STATED PROBLEM: Which lines hold the string "name"? Copy every one of them.

####

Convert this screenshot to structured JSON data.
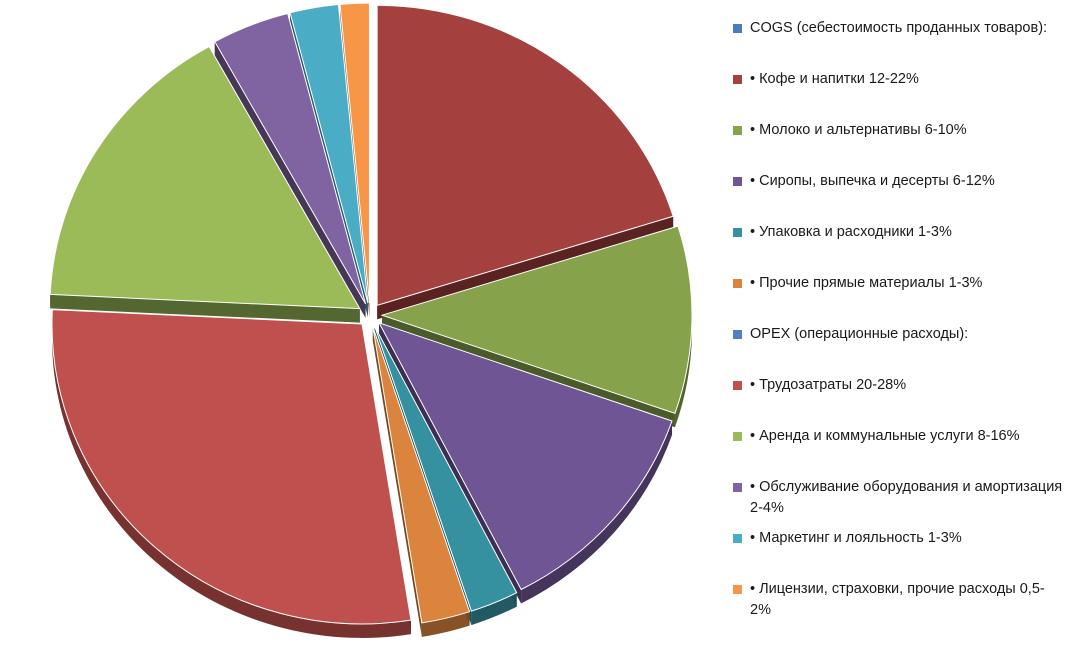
{
  "chart_data": {
    "type": "pie",
    "style": "3d-exploded",
    "legend_position": "right",
    "slices": [
      {
        "label": "COGS (себестоимость проданных товаров):",
        "value": 0,
        "color": "#4A7EBB"
      },
      {
        "label": "• Кофе и напитки 12-22%",
        "value": 20,
        "color": "#A4403D"
      },
      {
        "label": "• Молоко и альтернативы 6-10%",
        "value": 10,
        "color": "#86A34B"
      },
      {
        "label": "• Сиропы, выпечка и десерты 6-12%",
        "value": 12,
        "color": "#6F5594"
      },
      {
        "label": "• Упаковка и расходники 1-3%",
        "value": 2.5,
        "color": "#35919F"
      },
      {
        "label": "• Прочие прямые материалы 1-3%",
        "value": 2.5,
        "color": "#DB843D"
      },
      {
        "label": "OPEX (операционные расходы):",
        "value": 0,
        "color": "#4F81BD"
      },
      {
        "label": "• Трудозатраты 20-28%",
        "value": 28,
        "color": "#C0504D"
      },
      {
        "label": "• Аренда и коммунальные услуги 8-16%",
        "value": 16,
        "color": "#9BBB59"
      },
      {
        "label": "• Обслуживание оборудования и амортизация 2-4%",
        "value": 4,
        "color": "#8064A2"
      },
      {
        "label": "• Маркетинг и лояльность 1-3%",
        "value": 2.5,
        "color": "#4BACC6"
      },
      {
        "label": "• Лицензии, страховки, прочие расходы 0,5-2%",
        "value": 1.5,
        "color": "#F79646"
      }
    ]
  }
}
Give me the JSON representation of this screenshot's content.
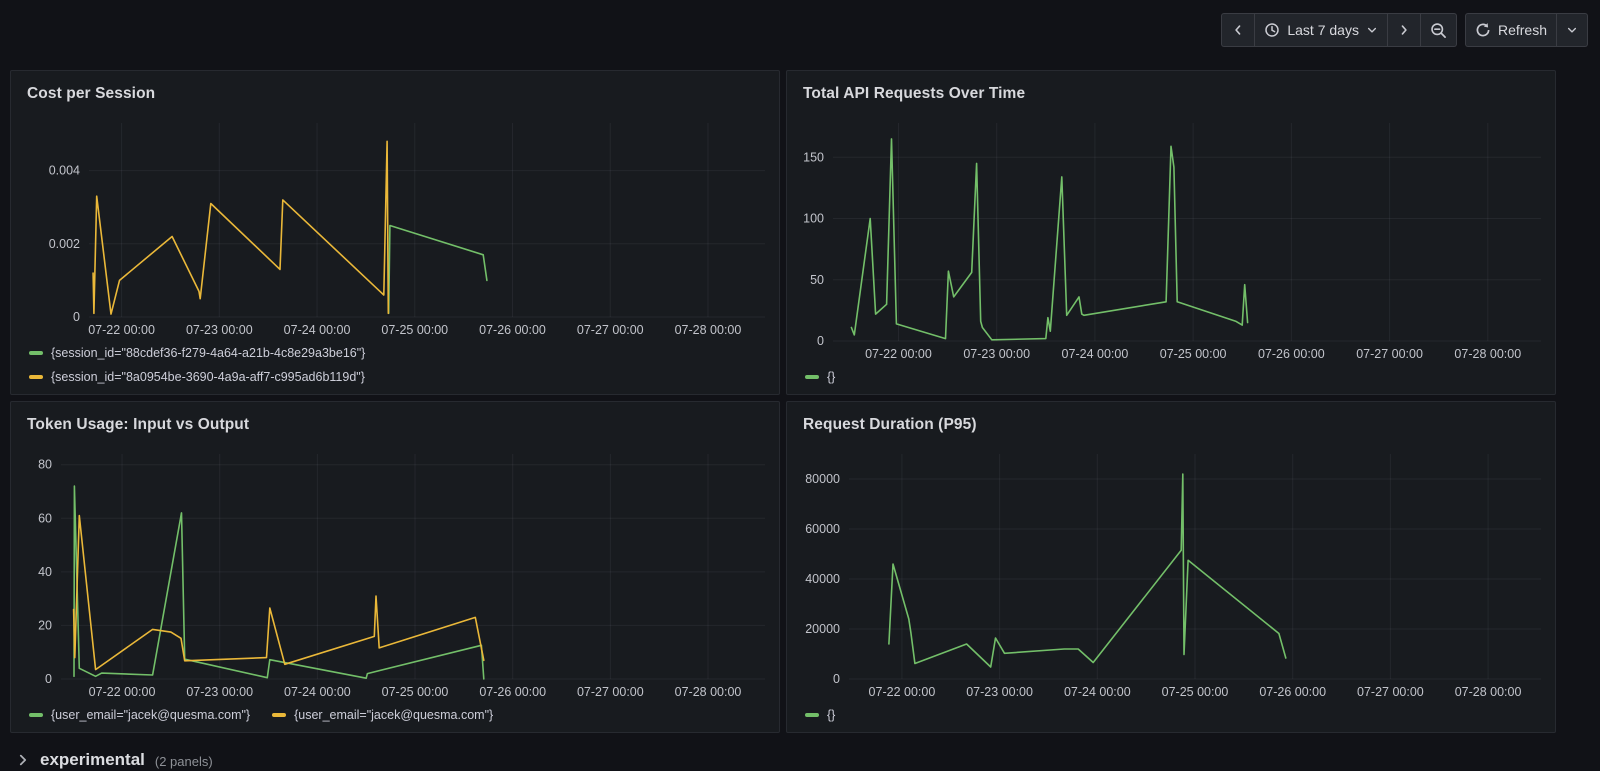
{
  "toolbar": {
    "time_range": "Last 7 days",
    "refresh": "Refresh"
  },
  "row_footer": {
    "name": "experimental",
    "count": "(2 panels)"
  },
  "colors": {
    "green": "#73BF69",
    "yellow": "#EAB839",
    "panel_bg": "#181B1F",
    "page_bg": "#111217",
    "grid": "rgba(204,204,220,0.07)"
  },
  "x_axis": {
    "tick_hours": [
      24,
      48,
      72,
      96,
      120,
      144,
      168
    ],
    "tick_labels": [
      "07-22 00:00",
      "07-23 00:00",
      "07-24 00:00",
      "07-25 00:00",
      "07-26 00:00",
      "07-27 00:00",
      "07-28 00:00"
    ]
  },
  "chart_data": [
    {
      "type": "line",
      "title": "Cost per Session",
      "x_domain": [
        16,
        182
      ],
      "y_domain": [
        0,
        0.0053
      ],
      "y_tick_values": [
        0,
        0.002,
        0.004
      ],
      "y_tick_labels": [
        "0",
        "0.002",
        "0.004"
      ],
      "legend_layout": "stack",
      "series": [
        {
          "name": "{session_id=\"88cdef36-f279-4a64-a21b-4c8e29a3be16\"}",
          "color": "#73BF69",
          "points": [
            [
              89.6,
              0.0001
            ],
            [
              89.9,
              0.0025
            ],
            [
              112.8,
              0.0017
            ],
            [
              113.7,
              0.001
            ]
          ]
        },
        {
          "name": "{session_id=\"8a0954be-3690-4a9a-aff7-c995ad6b119d\"}",
          "color": "#EAB839",
          "points": [
            [
              17,
              0.0012
            ],
            [
              17.2,
              0.0001
            ],
            [
              17.9,
              0.0033
            ],
            [
              21.4,
              8e-05
            ],
            [
              23.5,
              0.001
            ],
            [
              36.4,
              0.0022
            ],
            [
              43,
              0.0007
            ],
            [
              43.3,
              0.0005
            ],
            [
              45.9,
              0.0031
            ],
            [
              62.9,
              0.0013
            ],
            [
              63.6,
              0.0032
            ],
            [
              88.4,
              0.0006
            ],
            [
              89.2,
              0.0048
            ],
            [
              89.5,
              0.0001
            ]
          ]
        }
      ]
    },
    {
      "type": "line",
      "title": "Total API Requests Over Time",
      "x_domain": [
        8,
        181
      ],
      "y_domain": [
        0,
        178
      ],
      "y_tick_values": [
        0,
        50,
        100,
        150
      ],
      "y_tick_labels": [
        "0",
        "50",
        "100",
        "150"
      ],
      "legend_layout": "inline",
      "series": [
        {
          "name": "{}",
          "color": "#73BF69",
          "points": [
            [
              12.5,
              11
            ],
            [
              13.2,
              5
            ],
            [
              17.1,
              100
            ],
            [
              18.4,
              22
            ],
            [
              21.1,
              30
            ],
            [
              22.3,
              165
            ],
            [
              23.5,
              14
            ],
            [
              35.5,
              2
            ],
            [
              36.2,
              57
            ],
            [
              37.5,
              36
            ],
            [
              41.9,
              56
            ],
            [
              43.1,
              145
            ],
            [
              44.1,
              16
            ],
            [
              44.5,
              11
            ],
            [
              46.8,
              1
            ],
            [
              60,
              2
            ],
            [
              60.5,
              19
            ],
            [
              61.1,
              8
            ],
            [
              63.9,
              134
            ],
            [
              65.1,
              21
            ],
            [
              68.1,
              36
            ],
            [
              68.8,
              22
            ],
            [
              69.3,
              21
            ],
            [
              89.4,
              32
            ],
            [
              90.6,
              159
            ],
            [
              91.3,
              142
            ],
            [
              92.1,
              32
            ],
            [
              106.5,
              16
            ],
            [
              108,
              13
            ],
            [
              108.6,
              46
            ],
            [
              109.3,
              15
            ]
          ]
        }
      ]
    },
    {
      "type": "line",
      "title": "Token Usage: Input vs Output",
      "x_domain": [
        9,
        182
      ],
      "y_domain": [
        0,
        84
      ],
      "y_tick_values": [
        0,
        20,
        40,
        60,
        80
      ],
      "y_tick_labels": [
        "0",
        "20",
        "40",
        "60",
        "80"
      ],
      "legend_layout": "inline",
      "series": [
        {
          "name": "{user_email=\"jacek@quesma.com\"}",
          "color": "#73BF69",
          "points": [
            [
              12.2,
              1
            ],
            [
              12.3,
              72
            ],
            [
              13.5,
              4
            ],
            [
              17.5,
              1
            ],
            [
              19,
              2.2
            ],
            [
              31.5,
              1.5
            ],
            [
              38.6,
              62
            ],
            [
              39.4,
              7.4
            ],
            [
              59.7,
              0.5
            ],
            [
              60.3,
              7.2
            ],
            [
              84,
              0.3
            ],
            [
              84.3,
              2
            ],
            [
              112.3,
              12.6
            ],
            [
              112.9,
              0
            ]
          ]
        },
        {
          "name": "{user_email=\"jacek@quesma.com\"}",
          "color": "#EAB839",
          "points": [
            [
              12.1,
              26
            ],
            [
              12.4,
              8
            ],
            [
              13.5,
              61
            ],
            [
              17.5,
              3.5
            ],
            [
              31.5,
              18.5
            ],
            [
              36,
              17.5
            ],
            [
              38.5,
              15.2
            ],
            [
              39.4,
              6.8
            ],
            [
              59.5,
              8
            ],
            [
              60.3,
              26.5
            ],
            [
              64,
              5.5
            ],
            [
              86,
              15.9
            ],
            [
              86.4,
              31
            ],
            [
              87.2,
              11.6
            ],
            [
              110.8,
              23
            ],
            [
              112.9,
              7
            ]
          ]
        }
      ]
    },
    {
      "type": "line",
      "title": "Request Duration (P95)",
      "x_domain": [
        11,
        181
      ],
      "y_domain": [
        0,
        90000
      ],
      "y_tick_values": [
        0,
        20000,
        40000,
        60000,
        80000
      ],
      "y_tick_labels": [
        "0",
        "20000",
        "40000",
        "60000",
        "80000"
      ],
      "legend_layout": "inline",
      "series": [
        {
          "name": "{}",
          "color": "#73BF69",
          "points": [
            [
              20.8,
              14000
            ],
            [
              21.8,
              46000
            ],
            [
              25.7,
              24000
            ],
            [
              26.2,
              18500
            ],
            [
              27.2,
              6200
            ],
            [
              39.9,
              14000
            ],
            [
              45.8,
              4800
            ],
            [
              47,
              16400
            ],
            [
              49.2,
              10300
            ],
            [
              63.9,
              12000
            ],
            [
              67.3,
              12000
            ],
            [
              71,
              6600
            ],
            [
              92.6,
              51500
            ],
            [
              93,
              82000
            ],
            [
              93.3,
              9800
            ],
            [
              94.3,
              47500
            ],
            [
              116.6,
              18200
            ],
            [
              118.3,
              8400
            ]
          ]
        }
      ]
    }
  ]
}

####

IN RESPONSE:
    "name": "experimental",
          "name": "{session_id=\"88cdef36-f279-4a64-a21b-4c8e29a3be16\"}",
          "name": "{session_id=\"8a0954be-3690-4a9a-aff7-c995ad6b119d\"}",
          "name": "{}",
          "name": "{user_email=\"jacek@quesma.com\"}",
          "name": "{user_email=\"jacek@quesma.com\"}",
          "name": "{}",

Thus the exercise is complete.